● Set problem: Among the lines below, list those containing the string "subtitle".

● Data provided:
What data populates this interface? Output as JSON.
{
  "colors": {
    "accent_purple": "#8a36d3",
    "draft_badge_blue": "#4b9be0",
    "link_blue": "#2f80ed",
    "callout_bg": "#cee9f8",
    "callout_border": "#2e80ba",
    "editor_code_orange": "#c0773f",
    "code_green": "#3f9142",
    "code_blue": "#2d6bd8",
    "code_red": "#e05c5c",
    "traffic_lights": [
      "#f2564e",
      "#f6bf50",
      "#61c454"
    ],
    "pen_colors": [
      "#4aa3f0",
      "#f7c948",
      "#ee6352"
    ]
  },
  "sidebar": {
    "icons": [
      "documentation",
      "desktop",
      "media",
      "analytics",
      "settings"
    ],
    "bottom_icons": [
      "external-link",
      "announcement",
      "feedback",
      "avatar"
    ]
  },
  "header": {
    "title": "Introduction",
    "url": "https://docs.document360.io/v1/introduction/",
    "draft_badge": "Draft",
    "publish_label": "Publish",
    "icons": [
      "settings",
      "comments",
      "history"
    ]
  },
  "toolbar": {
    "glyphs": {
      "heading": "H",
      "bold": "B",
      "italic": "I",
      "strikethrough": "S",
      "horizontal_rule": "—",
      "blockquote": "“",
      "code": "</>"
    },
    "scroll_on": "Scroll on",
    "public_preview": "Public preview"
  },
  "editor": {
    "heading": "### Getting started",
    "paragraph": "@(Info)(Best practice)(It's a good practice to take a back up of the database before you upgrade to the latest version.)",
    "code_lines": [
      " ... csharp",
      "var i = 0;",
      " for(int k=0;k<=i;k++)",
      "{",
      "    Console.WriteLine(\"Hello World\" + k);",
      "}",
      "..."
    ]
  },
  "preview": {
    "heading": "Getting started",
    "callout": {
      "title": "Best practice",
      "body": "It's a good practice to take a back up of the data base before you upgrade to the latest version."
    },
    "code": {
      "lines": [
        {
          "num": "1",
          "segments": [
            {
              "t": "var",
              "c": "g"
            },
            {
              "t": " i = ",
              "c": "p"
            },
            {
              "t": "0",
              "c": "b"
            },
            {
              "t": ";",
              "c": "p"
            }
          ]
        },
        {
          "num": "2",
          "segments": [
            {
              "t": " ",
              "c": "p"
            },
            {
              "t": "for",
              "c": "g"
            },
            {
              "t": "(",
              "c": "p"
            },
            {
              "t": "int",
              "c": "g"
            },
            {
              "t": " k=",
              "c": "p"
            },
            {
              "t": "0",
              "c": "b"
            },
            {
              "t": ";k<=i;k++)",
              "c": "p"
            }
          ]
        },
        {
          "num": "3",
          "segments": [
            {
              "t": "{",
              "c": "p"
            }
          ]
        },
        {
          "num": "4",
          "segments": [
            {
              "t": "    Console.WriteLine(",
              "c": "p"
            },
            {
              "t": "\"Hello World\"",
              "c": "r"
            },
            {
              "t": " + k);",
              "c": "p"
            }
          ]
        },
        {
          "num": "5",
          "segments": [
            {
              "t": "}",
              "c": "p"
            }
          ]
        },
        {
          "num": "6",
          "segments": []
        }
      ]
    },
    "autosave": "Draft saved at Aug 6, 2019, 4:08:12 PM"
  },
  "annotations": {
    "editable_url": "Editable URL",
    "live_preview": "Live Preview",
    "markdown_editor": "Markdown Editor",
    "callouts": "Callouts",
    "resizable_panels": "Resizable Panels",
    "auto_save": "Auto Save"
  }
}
==
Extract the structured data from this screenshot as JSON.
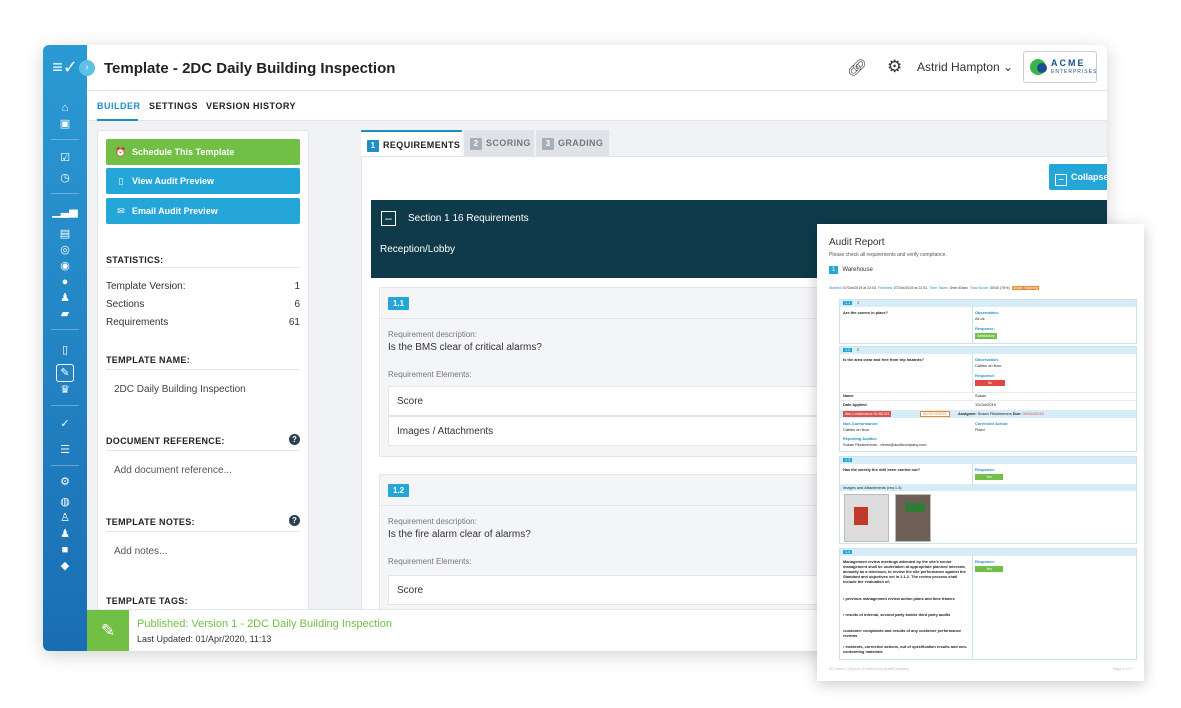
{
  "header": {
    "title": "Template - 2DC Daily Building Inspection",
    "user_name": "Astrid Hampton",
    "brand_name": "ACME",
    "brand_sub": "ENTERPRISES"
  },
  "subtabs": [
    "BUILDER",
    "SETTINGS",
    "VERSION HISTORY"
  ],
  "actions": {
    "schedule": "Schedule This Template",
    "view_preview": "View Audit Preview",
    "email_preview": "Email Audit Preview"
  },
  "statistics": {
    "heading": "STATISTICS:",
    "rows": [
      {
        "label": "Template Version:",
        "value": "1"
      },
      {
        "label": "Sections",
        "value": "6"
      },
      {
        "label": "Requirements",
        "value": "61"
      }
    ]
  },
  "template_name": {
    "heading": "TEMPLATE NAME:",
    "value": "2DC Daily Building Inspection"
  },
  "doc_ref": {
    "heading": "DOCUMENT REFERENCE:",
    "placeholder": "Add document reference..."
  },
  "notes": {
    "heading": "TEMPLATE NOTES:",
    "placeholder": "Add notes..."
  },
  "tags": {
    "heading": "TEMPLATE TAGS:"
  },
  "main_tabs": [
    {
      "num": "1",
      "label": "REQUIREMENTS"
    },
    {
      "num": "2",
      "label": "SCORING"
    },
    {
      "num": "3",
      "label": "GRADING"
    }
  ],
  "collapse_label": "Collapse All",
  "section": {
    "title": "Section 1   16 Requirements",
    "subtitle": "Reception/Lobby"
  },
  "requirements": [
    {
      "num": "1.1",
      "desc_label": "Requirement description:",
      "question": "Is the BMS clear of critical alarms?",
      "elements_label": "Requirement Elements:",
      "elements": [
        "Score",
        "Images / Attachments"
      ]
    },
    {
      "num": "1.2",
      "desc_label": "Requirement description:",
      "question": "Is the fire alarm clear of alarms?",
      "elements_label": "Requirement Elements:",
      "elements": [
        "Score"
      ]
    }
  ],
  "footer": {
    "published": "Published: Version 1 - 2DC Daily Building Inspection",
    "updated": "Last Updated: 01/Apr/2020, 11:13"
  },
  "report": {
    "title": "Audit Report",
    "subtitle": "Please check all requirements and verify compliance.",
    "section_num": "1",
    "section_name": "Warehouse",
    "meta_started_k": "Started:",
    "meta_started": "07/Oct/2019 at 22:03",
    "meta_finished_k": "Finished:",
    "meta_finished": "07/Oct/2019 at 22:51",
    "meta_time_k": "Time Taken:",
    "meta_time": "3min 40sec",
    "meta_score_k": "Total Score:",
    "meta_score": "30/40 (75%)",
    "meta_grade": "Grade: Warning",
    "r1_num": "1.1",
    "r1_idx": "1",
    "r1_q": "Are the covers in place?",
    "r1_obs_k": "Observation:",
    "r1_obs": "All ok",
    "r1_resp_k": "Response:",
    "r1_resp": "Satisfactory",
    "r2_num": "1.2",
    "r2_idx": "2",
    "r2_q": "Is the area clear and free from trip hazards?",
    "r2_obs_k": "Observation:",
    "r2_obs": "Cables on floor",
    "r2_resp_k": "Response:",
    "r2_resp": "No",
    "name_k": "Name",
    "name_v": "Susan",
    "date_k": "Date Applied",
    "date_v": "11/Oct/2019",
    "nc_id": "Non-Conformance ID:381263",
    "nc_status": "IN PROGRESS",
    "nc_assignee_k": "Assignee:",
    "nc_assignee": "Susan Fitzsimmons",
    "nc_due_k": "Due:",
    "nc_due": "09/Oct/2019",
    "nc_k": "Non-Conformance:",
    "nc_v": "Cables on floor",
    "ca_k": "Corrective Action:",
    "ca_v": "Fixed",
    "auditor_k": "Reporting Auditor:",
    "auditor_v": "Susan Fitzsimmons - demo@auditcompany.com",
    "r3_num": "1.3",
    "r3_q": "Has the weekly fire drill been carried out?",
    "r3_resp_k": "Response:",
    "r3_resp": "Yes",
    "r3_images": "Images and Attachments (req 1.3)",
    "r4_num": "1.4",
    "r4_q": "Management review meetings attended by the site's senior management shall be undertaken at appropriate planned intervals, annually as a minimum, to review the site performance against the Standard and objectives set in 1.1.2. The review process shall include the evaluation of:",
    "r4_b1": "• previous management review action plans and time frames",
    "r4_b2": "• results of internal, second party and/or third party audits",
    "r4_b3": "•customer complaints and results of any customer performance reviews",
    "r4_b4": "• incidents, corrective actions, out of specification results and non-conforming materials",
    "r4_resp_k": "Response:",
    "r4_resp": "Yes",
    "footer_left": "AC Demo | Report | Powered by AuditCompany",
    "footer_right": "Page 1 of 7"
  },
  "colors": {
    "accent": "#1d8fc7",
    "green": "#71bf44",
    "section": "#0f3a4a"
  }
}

● Answer to this exercise:
    "subtitle": "Reception/Lobby"
    "subtitle": "Please check all requirements and verify compliance.",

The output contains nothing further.